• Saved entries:
-------

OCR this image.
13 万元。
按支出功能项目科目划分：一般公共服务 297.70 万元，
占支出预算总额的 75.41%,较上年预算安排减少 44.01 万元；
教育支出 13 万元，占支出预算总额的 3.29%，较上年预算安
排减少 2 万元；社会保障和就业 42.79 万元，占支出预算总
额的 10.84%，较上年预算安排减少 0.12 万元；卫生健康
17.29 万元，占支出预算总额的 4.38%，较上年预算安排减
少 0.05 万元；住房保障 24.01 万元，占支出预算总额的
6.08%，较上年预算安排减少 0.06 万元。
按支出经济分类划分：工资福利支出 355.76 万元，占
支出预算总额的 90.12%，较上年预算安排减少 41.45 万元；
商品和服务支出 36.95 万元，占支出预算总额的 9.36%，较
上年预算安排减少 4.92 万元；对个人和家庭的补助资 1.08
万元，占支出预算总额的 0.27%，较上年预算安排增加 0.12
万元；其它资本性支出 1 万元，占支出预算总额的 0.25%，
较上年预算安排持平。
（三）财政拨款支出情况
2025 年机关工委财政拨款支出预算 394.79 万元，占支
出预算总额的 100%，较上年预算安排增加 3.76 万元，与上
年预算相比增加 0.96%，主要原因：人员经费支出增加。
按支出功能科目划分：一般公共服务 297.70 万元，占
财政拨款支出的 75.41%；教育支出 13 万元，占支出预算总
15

-------

• AIM: Extract the complete listing above, reproducing each line exactly.

• EXERCISE RESPONSE:
OCR this image.
13 万元。
按支出功能项目科目划分：一般公共服务 297.70 万元，
占支出预算总额的 75.41%,较上年预算安排减少 44.01 万元；
教育支出 13 万元，占支出预算总额的 3.29%，较上年预算安
排减少 2 万元；社会保障和就业 42.79 万元，占支出预算总
额的 10.84%，较上年预算安排减少 0.12 万元；卫生健康
17.29 万元，占支出预算总额的 4.38%，较上年预算安排减
少 0.05 万元；住房保障 24.01 万元，占支出预算总额的
6.08%，较上年预算安排减少 0.06 万元。
按支出经济分类划分：工资福利支出 355.76 万元，占
支出预算总额的 90.12%，较上年预算安排减少 41.45 万元；
商品和服务支出 36.95 万元，占支出预算总额的 9.36%，较
上年预算安排减少 4.92 万元；对个人和家庭的补助资 1.08
万元，占支出预算总额的 0.27%，较上年预算安排增加 0.12
万元；其它资本性支出 1 万元，占支出预算总额的 0.25%，
较上年预算安排持平。
（三）财政拨款支出情况
2025 年机关工委财政拨款支出预算 394.79 万元，占支
出预算总额的 100%，较上年预算安排增加 3.76 万元，与上
年预算相比增加 0.96%，主要原因：人员经费支出增加。
按支出功能科目划分：一般公共服务 297.70 万元，占
财政拨款支出的 75.41%；教育支出 13 万元，占支出预算总
15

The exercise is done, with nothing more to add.